• [Objective]: Gather all lines in the data that hold the string "color".

Data entries for graphics:
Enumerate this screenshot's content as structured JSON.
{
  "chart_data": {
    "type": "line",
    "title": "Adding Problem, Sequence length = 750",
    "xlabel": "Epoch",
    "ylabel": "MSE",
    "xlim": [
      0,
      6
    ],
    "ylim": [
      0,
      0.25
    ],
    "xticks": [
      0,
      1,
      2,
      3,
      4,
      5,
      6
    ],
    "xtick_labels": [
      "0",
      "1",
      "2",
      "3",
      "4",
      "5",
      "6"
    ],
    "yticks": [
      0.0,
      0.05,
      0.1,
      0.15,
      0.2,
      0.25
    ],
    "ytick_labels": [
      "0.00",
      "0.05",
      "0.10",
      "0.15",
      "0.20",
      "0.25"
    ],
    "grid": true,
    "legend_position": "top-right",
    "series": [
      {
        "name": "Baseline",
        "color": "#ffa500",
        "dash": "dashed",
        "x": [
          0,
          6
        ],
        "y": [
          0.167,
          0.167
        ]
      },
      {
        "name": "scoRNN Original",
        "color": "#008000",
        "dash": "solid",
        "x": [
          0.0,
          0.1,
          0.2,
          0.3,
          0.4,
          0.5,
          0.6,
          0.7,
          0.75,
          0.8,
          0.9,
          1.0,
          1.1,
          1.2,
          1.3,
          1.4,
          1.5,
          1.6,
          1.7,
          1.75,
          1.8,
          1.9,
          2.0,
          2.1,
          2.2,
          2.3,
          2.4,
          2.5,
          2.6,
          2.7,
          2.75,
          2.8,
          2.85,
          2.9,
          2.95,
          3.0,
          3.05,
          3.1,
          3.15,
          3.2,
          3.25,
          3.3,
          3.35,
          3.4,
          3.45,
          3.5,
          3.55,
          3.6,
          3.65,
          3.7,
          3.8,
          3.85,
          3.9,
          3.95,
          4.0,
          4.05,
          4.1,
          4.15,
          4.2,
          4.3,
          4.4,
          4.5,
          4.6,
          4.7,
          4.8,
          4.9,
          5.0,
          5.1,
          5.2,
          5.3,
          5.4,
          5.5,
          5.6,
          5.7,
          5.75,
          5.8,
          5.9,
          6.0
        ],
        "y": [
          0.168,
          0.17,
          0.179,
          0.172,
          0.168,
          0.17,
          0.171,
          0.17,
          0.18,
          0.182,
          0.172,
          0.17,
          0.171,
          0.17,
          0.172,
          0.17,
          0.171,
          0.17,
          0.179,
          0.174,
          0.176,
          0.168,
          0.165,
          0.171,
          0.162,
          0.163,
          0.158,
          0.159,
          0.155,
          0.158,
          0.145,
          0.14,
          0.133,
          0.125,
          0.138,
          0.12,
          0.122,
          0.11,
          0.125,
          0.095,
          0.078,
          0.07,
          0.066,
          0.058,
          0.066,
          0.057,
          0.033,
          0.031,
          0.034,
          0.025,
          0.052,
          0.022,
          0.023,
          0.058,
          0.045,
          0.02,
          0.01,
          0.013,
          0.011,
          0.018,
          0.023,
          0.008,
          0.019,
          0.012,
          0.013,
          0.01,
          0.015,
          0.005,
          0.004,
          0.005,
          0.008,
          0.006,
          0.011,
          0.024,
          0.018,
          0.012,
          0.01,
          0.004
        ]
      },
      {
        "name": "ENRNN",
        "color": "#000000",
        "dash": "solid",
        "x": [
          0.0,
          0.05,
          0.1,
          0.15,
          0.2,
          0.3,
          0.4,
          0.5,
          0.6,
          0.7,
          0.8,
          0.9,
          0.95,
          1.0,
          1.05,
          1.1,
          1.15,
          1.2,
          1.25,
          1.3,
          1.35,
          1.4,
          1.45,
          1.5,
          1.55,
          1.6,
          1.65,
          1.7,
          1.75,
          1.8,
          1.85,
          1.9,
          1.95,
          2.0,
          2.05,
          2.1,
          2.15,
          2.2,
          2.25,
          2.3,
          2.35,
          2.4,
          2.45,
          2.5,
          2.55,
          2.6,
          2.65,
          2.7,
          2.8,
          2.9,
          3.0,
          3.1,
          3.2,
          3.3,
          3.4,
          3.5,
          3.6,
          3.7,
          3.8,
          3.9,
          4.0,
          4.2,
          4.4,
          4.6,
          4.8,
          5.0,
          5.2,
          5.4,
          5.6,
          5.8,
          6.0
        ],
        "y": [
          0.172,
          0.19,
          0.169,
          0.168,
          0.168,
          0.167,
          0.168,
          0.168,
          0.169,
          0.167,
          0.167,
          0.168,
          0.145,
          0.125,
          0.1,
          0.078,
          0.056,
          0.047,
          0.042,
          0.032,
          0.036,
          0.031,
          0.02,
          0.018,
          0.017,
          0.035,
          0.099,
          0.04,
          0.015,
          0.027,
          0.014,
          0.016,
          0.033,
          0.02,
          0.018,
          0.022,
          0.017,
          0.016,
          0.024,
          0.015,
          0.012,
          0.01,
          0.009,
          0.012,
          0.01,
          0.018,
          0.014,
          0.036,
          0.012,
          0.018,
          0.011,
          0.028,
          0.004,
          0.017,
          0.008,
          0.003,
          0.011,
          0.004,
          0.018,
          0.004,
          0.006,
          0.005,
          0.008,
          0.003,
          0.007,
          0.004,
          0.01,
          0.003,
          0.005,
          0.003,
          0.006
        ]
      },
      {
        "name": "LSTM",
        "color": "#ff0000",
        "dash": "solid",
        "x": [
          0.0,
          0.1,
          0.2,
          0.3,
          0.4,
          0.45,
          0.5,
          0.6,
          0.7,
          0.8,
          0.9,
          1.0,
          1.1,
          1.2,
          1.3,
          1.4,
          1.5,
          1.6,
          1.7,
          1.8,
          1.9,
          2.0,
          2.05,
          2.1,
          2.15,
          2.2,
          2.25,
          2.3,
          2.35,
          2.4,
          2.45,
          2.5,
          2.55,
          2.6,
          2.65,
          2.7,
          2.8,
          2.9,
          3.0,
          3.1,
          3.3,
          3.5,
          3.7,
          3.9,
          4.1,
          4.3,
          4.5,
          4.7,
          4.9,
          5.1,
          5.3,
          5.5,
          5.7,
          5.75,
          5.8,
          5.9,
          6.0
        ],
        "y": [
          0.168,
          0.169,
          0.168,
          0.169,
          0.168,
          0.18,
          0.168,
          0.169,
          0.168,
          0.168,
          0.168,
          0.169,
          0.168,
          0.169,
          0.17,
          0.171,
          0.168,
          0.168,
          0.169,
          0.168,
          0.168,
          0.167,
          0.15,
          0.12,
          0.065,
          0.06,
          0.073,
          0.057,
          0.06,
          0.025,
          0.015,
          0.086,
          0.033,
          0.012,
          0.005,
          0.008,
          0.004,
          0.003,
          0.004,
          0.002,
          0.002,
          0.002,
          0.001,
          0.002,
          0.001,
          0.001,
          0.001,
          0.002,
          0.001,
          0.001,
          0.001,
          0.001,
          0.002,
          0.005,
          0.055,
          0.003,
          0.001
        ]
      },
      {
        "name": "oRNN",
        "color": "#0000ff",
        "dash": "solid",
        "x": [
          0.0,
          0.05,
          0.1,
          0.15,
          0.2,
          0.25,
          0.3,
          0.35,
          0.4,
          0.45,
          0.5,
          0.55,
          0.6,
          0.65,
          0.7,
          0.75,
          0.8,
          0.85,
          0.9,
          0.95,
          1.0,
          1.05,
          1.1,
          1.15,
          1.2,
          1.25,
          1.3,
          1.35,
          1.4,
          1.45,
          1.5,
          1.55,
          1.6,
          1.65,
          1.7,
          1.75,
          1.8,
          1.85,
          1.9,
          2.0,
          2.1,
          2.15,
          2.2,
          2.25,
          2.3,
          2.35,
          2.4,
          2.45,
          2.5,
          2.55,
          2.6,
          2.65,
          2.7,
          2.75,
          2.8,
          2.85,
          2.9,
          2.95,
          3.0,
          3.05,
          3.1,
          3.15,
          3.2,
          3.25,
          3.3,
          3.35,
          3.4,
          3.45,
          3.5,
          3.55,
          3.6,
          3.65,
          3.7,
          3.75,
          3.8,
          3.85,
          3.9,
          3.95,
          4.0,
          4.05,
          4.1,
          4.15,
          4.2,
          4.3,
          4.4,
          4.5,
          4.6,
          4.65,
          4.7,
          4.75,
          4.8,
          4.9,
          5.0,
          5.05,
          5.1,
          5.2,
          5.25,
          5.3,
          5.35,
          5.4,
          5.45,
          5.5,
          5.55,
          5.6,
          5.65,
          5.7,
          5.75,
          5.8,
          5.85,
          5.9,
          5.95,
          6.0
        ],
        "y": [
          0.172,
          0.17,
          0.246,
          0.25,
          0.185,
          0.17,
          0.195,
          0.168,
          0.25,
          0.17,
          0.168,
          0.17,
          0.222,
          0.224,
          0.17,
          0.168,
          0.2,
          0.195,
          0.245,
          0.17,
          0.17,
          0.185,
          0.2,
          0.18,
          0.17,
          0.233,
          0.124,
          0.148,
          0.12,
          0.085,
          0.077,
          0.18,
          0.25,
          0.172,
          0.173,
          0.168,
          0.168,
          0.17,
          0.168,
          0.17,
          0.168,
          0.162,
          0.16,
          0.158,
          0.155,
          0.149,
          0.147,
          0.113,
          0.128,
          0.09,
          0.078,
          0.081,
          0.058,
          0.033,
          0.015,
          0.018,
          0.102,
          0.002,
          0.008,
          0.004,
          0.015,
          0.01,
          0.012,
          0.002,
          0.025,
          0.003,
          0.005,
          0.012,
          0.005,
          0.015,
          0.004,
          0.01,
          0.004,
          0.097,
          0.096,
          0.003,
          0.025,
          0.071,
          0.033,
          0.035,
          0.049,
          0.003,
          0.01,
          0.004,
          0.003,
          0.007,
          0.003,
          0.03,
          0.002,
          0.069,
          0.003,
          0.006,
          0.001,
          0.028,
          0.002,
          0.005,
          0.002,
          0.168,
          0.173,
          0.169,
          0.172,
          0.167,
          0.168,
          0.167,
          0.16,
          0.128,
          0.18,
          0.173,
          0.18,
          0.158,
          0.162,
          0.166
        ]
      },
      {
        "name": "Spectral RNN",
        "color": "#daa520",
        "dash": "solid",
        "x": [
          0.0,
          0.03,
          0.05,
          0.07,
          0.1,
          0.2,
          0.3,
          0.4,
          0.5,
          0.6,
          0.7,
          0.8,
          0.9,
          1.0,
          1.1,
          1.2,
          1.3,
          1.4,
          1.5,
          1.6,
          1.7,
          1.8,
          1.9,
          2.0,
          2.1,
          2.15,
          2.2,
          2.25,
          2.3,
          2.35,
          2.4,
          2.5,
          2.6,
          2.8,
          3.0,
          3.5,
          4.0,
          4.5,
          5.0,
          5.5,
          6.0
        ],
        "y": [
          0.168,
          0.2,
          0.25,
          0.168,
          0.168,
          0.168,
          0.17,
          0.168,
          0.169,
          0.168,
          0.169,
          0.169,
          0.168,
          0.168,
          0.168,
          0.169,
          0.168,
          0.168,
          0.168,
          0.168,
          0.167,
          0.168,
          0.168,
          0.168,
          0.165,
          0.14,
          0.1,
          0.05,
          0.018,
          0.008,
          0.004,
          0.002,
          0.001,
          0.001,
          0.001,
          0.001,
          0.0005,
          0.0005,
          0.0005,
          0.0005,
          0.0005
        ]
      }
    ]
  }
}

• [Finished task]:
        "color": "#ffa500",
        "color": "#008000",
        "color": "#000000",
        "color": "#ff0000",
        "color": "#0000ff",
        "color": "#daa520",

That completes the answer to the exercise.